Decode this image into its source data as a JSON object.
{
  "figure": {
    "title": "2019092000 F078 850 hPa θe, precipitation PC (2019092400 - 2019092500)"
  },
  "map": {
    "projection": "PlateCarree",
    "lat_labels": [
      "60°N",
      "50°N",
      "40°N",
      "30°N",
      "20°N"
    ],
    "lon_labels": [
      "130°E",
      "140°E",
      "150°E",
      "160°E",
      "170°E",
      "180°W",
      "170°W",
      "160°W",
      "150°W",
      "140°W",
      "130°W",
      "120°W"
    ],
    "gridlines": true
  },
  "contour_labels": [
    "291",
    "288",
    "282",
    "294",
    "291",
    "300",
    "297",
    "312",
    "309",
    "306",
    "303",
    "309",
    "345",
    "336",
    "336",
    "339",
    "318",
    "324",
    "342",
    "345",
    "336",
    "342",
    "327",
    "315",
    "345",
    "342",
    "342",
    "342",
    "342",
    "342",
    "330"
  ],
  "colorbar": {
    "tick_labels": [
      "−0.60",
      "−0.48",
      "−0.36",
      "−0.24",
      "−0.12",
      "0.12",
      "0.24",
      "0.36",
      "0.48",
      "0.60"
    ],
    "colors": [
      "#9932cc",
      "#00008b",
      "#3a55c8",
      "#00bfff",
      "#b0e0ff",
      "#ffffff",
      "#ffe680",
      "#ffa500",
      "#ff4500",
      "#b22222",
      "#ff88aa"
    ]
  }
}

Task goal → Every record shown above must be echoed exactly.

Task response →
Decode this image into its source data as a JSON object.
{
  "figure": {
    "title": "2019092000 F078 850 hPa θe, precipitation PC (2019092400 - 2019092500)"
  },
  "map": {
    "projection": "PlateCarree",
    "lat_labels": [
      "60°N",
      "50°N",
      "40°N",
      "30°N",
      "20°N"
    ],
    "lon_labels": [
      "130°E",
      "140°E",
      "150°E",
      "160°E",
      "170°E",
      "180°W",
      "170°W",
      "160°W",
      "150°W",
      "140°W",
      "130°W",
      "120°W"
    ],
    "gridlines": true
  },
  "contour_labels": [
    "291",
    "288",
    "282",
    "294",
    "291",
    "300",
    "297",
    "312",
    "309",
    "306",
    "303",
    "309",
    "345",
    "336",
    "336",
    "339",
    "318",
    "324",
    "342",
    "345",
    "336",
    "342",
    "327",
    "315",
    "345",
    "342",
    "342",
    "342",
    "342",
    "342",
    "330"
  ],
  "colorbar": {
    "tick_labels": [
      "−0.60",
      "−0.48",
      "−0.36",
      "−0.24",
      "−0.12",
      "0.12",
      "0.24",
      "0.36",
      "0.48",
      "0.60"
    ],
    "colors": [
      "#9932cc",
      "#00008b",
      "#3a55c8",
      "#00bfff",
      "#b0e0ff",
      "#ffffff",
      "#ffe680",
      "#ffa500",
      "#ff4500",
      "#b22222",
      "#ff88aa"
    ]
  }
}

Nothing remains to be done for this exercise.